## Stated task
The entries below should be transcribed in their entirety, exactly as written.

## Given records
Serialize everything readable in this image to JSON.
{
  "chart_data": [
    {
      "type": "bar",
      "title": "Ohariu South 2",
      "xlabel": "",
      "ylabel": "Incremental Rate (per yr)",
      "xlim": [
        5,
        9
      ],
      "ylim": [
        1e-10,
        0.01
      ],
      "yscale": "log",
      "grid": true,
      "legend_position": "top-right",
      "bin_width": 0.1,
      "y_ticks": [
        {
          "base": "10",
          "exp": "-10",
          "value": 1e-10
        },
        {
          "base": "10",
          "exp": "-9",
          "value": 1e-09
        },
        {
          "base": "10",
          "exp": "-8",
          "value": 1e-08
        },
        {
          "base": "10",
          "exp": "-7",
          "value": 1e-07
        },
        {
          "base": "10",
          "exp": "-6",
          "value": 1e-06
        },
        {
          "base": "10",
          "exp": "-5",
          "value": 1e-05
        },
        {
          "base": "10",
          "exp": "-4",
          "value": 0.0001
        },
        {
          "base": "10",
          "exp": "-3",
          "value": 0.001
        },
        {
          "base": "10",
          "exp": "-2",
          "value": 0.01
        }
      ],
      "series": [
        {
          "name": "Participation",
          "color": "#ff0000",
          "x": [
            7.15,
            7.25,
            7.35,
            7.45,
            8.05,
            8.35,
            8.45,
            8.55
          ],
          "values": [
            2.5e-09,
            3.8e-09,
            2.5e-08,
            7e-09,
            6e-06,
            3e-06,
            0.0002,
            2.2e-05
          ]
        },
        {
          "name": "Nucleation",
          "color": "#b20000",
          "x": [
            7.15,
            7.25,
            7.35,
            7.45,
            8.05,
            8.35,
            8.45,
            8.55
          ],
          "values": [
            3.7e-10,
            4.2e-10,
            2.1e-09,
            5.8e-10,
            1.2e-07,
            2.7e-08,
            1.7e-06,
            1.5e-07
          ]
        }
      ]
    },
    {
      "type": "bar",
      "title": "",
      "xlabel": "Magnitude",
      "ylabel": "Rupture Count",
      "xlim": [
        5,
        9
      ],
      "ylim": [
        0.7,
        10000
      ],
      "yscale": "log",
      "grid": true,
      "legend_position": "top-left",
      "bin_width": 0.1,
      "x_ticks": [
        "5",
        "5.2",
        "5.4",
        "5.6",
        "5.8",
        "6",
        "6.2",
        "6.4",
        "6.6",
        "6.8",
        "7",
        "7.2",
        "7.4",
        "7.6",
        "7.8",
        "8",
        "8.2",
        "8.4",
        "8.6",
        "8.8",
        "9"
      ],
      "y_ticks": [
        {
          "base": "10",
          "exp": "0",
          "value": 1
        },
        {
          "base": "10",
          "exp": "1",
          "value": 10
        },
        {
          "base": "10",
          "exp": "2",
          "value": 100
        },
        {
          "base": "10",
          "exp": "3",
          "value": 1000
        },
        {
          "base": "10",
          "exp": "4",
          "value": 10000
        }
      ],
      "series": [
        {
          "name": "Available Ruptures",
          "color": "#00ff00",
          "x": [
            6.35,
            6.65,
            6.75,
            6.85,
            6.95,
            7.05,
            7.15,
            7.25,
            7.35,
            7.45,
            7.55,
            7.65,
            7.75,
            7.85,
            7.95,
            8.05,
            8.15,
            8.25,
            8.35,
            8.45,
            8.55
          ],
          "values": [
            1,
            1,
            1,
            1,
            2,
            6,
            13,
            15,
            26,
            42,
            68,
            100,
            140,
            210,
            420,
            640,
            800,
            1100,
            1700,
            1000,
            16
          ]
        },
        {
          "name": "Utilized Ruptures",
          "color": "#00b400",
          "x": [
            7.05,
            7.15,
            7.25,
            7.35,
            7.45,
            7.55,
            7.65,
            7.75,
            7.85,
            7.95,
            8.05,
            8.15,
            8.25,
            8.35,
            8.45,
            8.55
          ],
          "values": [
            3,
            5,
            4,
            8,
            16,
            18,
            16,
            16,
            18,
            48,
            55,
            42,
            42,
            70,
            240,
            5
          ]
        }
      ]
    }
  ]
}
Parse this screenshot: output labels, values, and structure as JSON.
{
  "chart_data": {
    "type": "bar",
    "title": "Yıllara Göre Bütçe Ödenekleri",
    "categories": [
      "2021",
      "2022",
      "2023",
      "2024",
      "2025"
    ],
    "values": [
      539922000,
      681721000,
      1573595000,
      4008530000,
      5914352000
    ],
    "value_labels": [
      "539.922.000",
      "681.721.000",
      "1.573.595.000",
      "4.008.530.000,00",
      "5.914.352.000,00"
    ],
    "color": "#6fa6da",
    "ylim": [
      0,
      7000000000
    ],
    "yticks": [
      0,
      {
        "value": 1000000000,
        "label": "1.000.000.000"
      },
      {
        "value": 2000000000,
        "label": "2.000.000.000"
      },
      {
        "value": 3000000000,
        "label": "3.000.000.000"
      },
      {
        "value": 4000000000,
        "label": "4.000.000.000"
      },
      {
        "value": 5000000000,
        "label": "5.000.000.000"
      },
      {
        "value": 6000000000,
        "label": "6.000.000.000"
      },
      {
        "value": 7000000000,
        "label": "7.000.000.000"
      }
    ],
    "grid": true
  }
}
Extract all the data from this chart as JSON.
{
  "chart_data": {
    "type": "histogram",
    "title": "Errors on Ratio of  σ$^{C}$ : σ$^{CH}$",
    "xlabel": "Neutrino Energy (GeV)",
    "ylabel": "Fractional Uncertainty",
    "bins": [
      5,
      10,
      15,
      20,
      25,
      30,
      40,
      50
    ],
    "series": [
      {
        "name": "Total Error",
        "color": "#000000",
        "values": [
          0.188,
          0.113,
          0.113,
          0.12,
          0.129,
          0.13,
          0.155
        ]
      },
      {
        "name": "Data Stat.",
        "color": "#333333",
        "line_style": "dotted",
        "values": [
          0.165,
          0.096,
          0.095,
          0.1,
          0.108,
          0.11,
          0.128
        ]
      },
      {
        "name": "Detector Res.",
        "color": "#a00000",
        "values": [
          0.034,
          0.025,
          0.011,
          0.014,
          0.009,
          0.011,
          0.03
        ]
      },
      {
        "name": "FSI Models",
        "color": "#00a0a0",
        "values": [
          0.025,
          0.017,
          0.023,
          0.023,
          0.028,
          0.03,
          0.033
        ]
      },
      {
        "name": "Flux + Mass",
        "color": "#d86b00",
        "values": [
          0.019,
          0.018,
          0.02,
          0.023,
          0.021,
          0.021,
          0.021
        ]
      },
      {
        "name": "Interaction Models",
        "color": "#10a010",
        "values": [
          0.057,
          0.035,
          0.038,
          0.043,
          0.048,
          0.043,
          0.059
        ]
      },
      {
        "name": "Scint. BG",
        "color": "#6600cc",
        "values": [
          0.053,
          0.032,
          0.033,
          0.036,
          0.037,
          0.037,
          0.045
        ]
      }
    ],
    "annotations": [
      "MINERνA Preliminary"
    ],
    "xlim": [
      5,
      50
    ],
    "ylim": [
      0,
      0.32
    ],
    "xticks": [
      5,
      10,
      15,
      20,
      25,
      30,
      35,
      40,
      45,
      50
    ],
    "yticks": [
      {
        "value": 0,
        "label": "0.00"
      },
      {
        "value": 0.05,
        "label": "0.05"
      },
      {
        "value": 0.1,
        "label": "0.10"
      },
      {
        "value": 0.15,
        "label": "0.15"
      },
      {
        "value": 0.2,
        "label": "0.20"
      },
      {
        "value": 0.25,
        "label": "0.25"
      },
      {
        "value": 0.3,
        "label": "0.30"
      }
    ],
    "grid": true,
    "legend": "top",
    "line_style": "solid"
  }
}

## Response to the exercise
Serialize everything readable in this image to JSON.
{
  "chart_data": [
    {
      "type": "bar",
      "title": "Ohariu South 2",
      "xlabel": "",
      "ylabel": "Incremental Rate (per yr)",
      "xlim": [
        5,
        9
      ],
      "ylim": [
        1e-10,
        0.01
      ],
      "yscale": "log",
      "grid": true,
      "legend_position": "top-right",
      "bin_width": 0.1,
      "y_ticks": [
        {
          "base": "10",
          "exp": "-10",
          "value": 1e-10
        },
        {
          "base": "10",
          "exp": "-9",
          "value": 1e-09
        },
        {
          "base": "10",
          "exp": "-8",
          "value": 1e-08
        },
        {
          "base": "10",
          "exp": "-7",
          "value": 1e-07
        },
        {
          "base": "10",
          "exp": "-6",
          "value": 1e-06
        },
        {
          "base": "10",
          "exp": "-5",
          "value": 1e-05
        },
        {
          "base": "10",
          "exp": "-4",
          "value": 0.0001
        },
        {
          "base": "10",
          "exp": "-3",
          "value": 0.001
        },
        {
          "base": "10",
          "exp": "-2",
          "value": 0.01
        }
      ],
      "series": [
        {
          "name": "Participation",
          "color": "#ff0000",
          "x": [
            7.15,
            7.25,
            7.35,
            7.45,
            8.05,
            8.35,
            8.45,
            8.55
          ],
          "values": [
            2.5e-09,
            3.8e-09,
            2.5e-08,
            7e-09,
            6e-06,
            3e-06,
            0.0002,
            2.2e-05
          ]
        },
        {
          "name": "Nucleation",
          "color": "#b20000",
          "x": [
            7.15,
            7.25,
            7.35,
            7.45,
            8.05,
            8.35,
            8.45,
            8.55
          ],
          "values": [
            3.7e-10,
            4.2e-10,
            2.1e-09,
            5.8e-10,
            1.2e-07,
            2.7e-08,
            1.7e-06,
            1.5e-07
          ]
        }
      ]
    },
    {
      "type": "bar",
      "title": "",
      "xlabel": "Magnitude",
      "ylabel": "Rupture Count",
      "xlim": [
        5,
        9
      ],
      "ylim": [
        0.7,
        10000
      ],
      "yscale": "log",
      "grid": true,
      "legend_position": "top-left",
      "bin_width": 0.1,
      "x_ticks": [
        "5",
        "5.2",
        "5.4",
        "5.6",
        "5.8",
        "6",
        "6.2",
        "6.4",
        "6.6",
        "6.8",
        "7",
        "7.2",
        "7.4",
        "7.6",
        "7.8",
        "8",
        "8.2",
        "8.4",
        "8.6",
        "8.8",
        "9"
      ],
      "y_ticks": [
        {
          "base": "10",
          "exp": "0",
          "value": 1
        },
        {
          "base": "10",
          "exp": "1",
          "value": 10
        },
        {
          "base": "10",
          "exp": "2",
          "value": 100
        },
        {
          "base": "10",
          "exp": "3",
          "value": 1000
        },
        {
          "base": "10",
          "exp": "4",
          "value": 10000
        }
      ],
      "series": [
        {
          "name": "Available Ruptures",
          "color": "#00ff00",
          "x": [
            6.35,
            6.65,
            6.75,
            6.85,
            6.95,
            7.05,
            7.15,
            7.25,
            7.35,
            7.45,
            7.55,
            7.65,
            7.75,
            7.85,
            7.95,
            8.05,
            8.15,
            8.25,
            8.35,
            8.45,
            8.55
          ],
          "values": [
            1,
            1,
            1,
            1,
            2,
            6,
            13,
            15,
            26,
            42,
            68,
            100,
            140,
            210,
            420,
            640,
            800,
            1100,
            1700,
            1000,
            16
          ]
        },
        {
          "name": "Utilized Ruptures",
          "color": "#00b400",
          "x": [
            7.05,
            7.15,
            7.25,
            7.35,
            7.45,
            7.55,
            7.65,
            7.75,
            7.85,
            7.95,
            8.05,
            8.15,
            8.25,
            8.35,
            8.45,
            8.55
          ],
          "values": [
            3,
            5,
            4,
            8,
            16,
            18,
            16,
            16,
            18,
            48,
            55,
            42,
            42,
            70,
            240,
            5
          ]
        }
      ]
    }
  ]
}
Parse this screenshot: output labels, values, and structure as JSON.
{
  "chart_data": {
    "type": "bar",
    "title": "Yıllara Göre Bütçe Ödenekleri",
    "categories": [
      "2021",
      "2022",
      "2023",
      "2024",
      "2025"
    ],
    "values": [
      539922000,
      681721000,
      1573595000,
      4008530000,
      5914352000
    ],
    "value_labels": [
      "539.922.000",
      "681.721.000",
      "1.573.595.000",
      "4.008.530.000,00",
      "5.914.352.000,00"
    ],
    "color": "#6fa6da",
    "ylim": [
      0,
      7000000000
    ],
    "yticks": [
      0,
      {
        "value": 1000000000,
        "label": "1.000.000.000"
      },
      {
        "value": 2000000000,
        "label": "2.000.000.000"
      },
      {
        "value": 3000000000,
        "label": "3.000.000.000"
      },
      {
        "value": 4000000000,
        "label": "4.000.000.000"
      },
      {
        "value": 5000000000,
        "label": "5.000.000.000"
      },
      {
        "value": 6000000000,
        "label": "6.000.000.000"
      },
      {
        "value": 7000000000,
        "label": "7.000.000.000"
      }
    ],
    "grid": true
  }
}
Extract all the data from this chart as JSON.
{
  "chart_data": {
    "type": "histogram",
    "title": "Errors on Ratio of  σ$^{C}$ : σ$^{CH}$",
    "xlabel": "Neutrino Energy (GeV)",
    "ylabel": "Fractional Uncertainty",
    "bins": [
      5,
      10,
      15,
      20,
      25,
      30,
      40,
      50
    ],
    "series": [
      {
        "name": "Total Error",
        "color": "#000000",
        "values": [
          0.188,
          0.113,
          0.113,
          0.12,
          0.129,
          0.13,
          0.155
        ]
      },
      {
        "name": "Data Stat.",
        "color": "#333333",
        "line_style": "dotted",
        "values": [
          0.165,
          0.096,
          0.095,
          0.1,
          0.108,
          0.11,
          0.128
        ]
      },
      {
        "name": "Detector Res.",
        "color": "#a00000",
        "values": [
          0.034,
          0.025,
          0.011,
          0.014,
          0.009,
          0.011,
          0.03
        ]
      },
      {
        "name": "FSI Models",
        "color": "#00a0a0",
        "values": [
          0.025,
          0.017,
          0.023,
          0.023,
          0.028,
          0.03,
          0.033
        ]
      },
      {
        "name": "Flux + Mass",
        "color": "#d86b00",
        "values": [
          0.019,
          0.018,
          0.02,
          0.023,
          0.021,
          0.021,
          0.021
        ]
      },
      {
        "name": "Interaction Models",
        "color": "#10a010",
        "values": [
          0.057,
          0.035,
          0.038,
          0.043,
          0.048,
          0.043,
          0.059
        ]
      },
      {
        "name": "Scint. BG",
        "color": "#6600cc",
        "values": [
          0.053,
          0.032,
          0.033,
          0.036,
          0.037,
          0.037,
          0.045
        ]
      }
    ],
    "annotations": [
      "MINERνA Preliminary"
    ],
    "xlim": [
      5,
      50
    ],
    "ylim": [
      0,
      0.32
    ],
    "xticks": [
      5,
      10,
      15,
      20,
      25,
      30,
      35,
      40,
      45,
      50
    ],
    "yticks": [
      {
        "value": 0,
        "label": "0.00"
      },
      {
        "value": 0.05,
        "label": "0.05"
      },
      {
        "value": 0.1,
        "label": "0.10"
      },
      {
        "value": 0.15,
        "label": "0.15"
      },
      {
        "value": 0.2,
        "label": "0.20"
      },
      {
        "value": 0.25,
        "label": "0.25"
      },
      {
        "value": 0.3,
        "label": "0.30"
      }
    ],
    "grid": true,
    "legend": "top",
    "line_style": "solid"
  }
}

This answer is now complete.